▶ [TASK BRIEF]
Skip any picture you find and retype all the remaining lines exactly.

▶ [AVAILABLE DATA]
* * *

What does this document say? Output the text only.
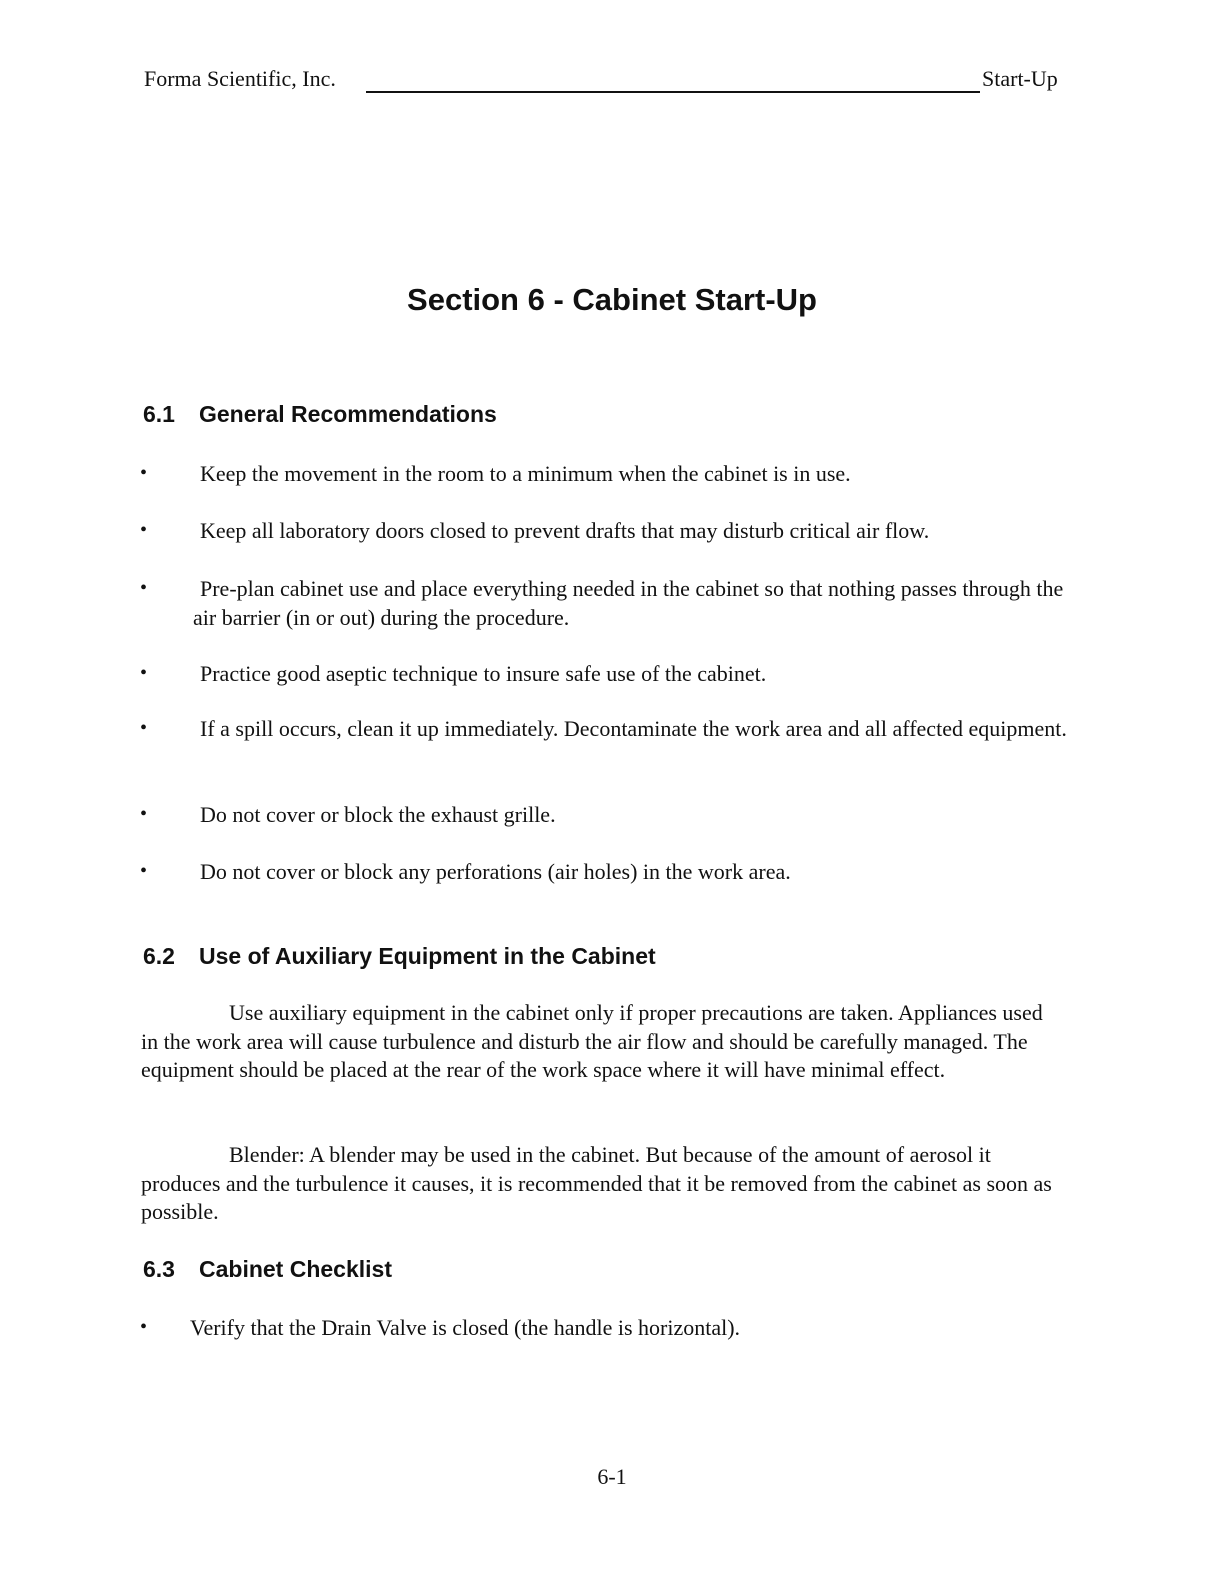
Forma Scientific, Inc.	Start-Up
Section 6 - Cabinet Start-Up
6.1 General Recommendations
•	Keep the movement in the room to a minimum when the cabinet is in use.
•	Keep all laboratory doors closed to prevent drafts that may disturb critical air flow.
•	Pre-plan cabinet use and place everything needed in the cabinet so that nothing passes through the air barrier (in or out) during the procedure.
•	Practice good aseptic technique to insure safe use of the cabinet.
•	If a spill occurs, clean it up immediately. Decontaminate the work area and all affected equipment.
•	Do not cover or block the exhaust grille.
•	Do not cover or block any perforations (air holes) in the work area.
6.2 Use of Auxiliary Equipment in the Cabinet
Use auxiliary equipment in the cabinet only if proper precautions are taken. Appliances used in the work area will cause turbulence and disturb the air flow and should be carefully managed. The equipment should be placed at the rear of the work space where it will have minimal effect.
Blender: A blender may be used in the cabinet. But because of the amount of aerosol it produces and the turbulence it causes, it is recommended that it be removed from the cabinet as soon as possible.
6.3 Cabinet Checklist
•	Verify that the Drain Valve is closed (the handle is horizontal).
6-1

* * *

▶ [RESPONSE BELOW]
What does this document say? Output the text only.
Forma Scientific, Inc.	Start-Up
Section 6 - Cabinet Start-Up
6.1 General Recommendations
•	Keep the movement in the room to a minimum when the cabinet is in use.
•	Keep all laboratory doors closed to prevent drafts that may disturb critical air flow.
•	Pre-plan cabinet use and place everything needed in the cabinet so that nothing passes through the air barrier (in or out) during the procedure.
•	Practice good aseptic technique to insure safe use of the cabinet.
•	If a spill occurs, clean it up immediately. Decontaminate the work area and all affected equipment.
•	Do not cover or block the exhaust grille.
•	Do not cover or block any perforations (air holes) in the work area.
6.2 Use of Auxiliary Equipment in the Cabinet
Use auxiliary equipment in the cabinet only if proper precautions are taken. Appliances used in the work area will cause turbulence and disturb the air flow and should be carefully managed. The equipment should be placed at the rear of the work space where it will have minimal effect.
Blender: A blender may be used in the cabinet. But because of the amount of aerosol it produces and the turbulence it causes, it is recommended that it be removed from the cabinet as soon as possible.
6.3 Cabinet Checklist
•	Verify that the Drain Valve is closed (the handle is horizontal).
6-1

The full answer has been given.